[Source records]

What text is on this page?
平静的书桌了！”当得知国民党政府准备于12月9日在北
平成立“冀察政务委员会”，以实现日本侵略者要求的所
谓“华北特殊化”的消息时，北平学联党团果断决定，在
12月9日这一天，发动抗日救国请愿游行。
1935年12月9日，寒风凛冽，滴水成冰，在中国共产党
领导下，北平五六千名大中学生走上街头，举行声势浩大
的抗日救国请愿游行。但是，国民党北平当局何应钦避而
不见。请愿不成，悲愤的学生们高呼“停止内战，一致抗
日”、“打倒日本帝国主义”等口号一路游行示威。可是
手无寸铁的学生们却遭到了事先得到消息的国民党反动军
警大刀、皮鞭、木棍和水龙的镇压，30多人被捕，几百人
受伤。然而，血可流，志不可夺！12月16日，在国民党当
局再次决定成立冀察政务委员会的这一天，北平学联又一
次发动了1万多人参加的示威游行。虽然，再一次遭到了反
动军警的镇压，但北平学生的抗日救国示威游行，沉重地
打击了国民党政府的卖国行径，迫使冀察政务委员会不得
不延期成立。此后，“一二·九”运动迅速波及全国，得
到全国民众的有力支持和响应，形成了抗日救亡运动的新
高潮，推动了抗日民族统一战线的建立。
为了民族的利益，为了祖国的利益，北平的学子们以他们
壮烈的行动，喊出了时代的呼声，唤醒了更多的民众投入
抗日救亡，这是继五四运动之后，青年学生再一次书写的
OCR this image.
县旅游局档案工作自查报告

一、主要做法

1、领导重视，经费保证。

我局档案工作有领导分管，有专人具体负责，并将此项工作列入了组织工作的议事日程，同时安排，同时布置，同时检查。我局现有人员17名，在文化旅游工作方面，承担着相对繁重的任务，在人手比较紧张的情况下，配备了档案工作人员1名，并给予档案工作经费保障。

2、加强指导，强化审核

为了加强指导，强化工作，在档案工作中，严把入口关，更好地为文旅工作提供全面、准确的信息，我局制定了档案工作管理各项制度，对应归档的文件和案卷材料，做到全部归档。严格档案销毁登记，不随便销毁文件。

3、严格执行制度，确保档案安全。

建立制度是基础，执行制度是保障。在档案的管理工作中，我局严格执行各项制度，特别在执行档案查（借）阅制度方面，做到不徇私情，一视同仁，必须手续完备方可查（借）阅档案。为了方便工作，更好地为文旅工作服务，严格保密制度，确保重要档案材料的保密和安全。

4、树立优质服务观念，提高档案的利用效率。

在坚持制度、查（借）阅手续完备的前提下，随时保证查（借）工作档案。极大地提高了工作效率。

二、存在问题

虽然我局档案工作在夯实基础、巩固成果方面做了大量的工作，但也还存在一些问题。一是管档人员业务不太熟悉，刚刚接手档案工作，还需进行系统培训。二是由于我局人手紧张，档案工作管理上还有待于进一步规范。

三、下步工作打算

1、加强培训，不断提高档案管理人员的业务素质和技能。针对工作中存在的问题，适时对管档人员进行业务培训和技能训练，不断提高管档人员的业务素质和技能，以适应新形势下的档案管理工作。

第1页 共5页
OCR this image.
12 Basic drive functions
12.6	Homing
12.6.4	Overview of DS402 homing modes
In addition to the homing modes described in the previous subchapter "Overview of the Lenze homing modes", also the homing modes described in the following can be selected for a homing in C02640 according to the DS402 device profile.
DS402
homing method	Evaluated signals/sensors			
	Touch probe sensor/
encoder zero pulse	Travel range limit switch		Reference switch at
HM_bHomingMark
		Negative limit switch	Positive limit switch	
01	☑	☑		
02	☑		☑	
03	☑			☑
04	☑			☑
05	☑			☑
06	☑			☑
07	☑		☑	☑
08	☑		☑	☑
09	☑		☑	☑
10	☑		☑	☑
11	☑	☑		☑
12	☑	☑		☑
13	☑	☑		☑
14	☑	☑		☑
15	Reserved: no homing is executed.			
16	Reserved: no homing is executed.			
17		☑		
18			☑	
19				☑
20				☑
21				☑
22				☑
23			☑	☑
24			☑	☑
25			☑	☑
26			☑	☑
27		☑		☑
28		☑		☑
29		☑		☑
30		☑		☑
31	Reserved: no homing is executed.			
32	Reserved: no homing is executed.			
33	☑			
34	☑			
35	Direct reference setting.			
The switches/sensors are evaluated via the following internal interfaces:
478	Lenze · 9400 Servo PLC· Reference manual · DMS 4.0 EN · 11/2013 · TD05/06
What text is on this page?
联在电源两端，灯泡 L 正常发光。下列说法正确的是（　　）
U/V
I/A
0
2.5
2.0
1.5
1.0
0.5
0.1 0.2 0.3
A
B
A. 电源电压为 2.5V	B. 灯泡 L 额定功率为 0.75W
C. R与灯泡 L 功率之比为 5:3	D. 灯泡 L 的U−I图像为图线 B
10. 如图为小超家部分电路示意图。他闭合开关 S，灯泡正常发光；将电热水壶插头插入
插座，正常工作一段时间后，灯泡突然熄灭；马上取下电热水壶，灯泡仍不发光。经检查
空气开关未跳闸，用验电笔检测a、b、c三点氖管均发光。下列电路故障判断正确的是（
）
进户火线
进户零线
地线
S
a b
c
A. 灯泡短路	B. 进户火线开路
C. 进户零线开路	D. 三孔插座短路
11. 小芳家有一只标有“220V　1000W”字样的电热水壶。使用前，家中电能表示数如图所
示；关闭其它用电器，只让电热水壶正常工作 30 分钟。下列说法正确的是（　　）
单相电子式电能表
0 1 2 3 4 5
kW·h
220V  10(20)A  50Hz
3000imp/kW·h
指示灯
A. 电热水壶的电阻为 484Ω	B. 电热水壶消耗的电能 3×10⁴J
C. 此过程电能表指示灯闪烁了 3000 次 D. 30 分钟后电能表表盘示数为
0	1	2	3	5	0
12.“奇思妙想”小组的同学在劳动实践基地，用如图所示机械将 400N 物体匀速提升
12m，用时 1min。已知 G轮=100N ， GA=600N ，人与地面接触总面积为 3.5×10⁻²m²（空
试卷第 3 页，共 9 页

#### Exercise brief
Show the lines that mention the word "limit".

#### Exercise solution
encoder zero pulse	Travel range limit switch		Reference switch at
		Negative limit switch	Positive limit switch	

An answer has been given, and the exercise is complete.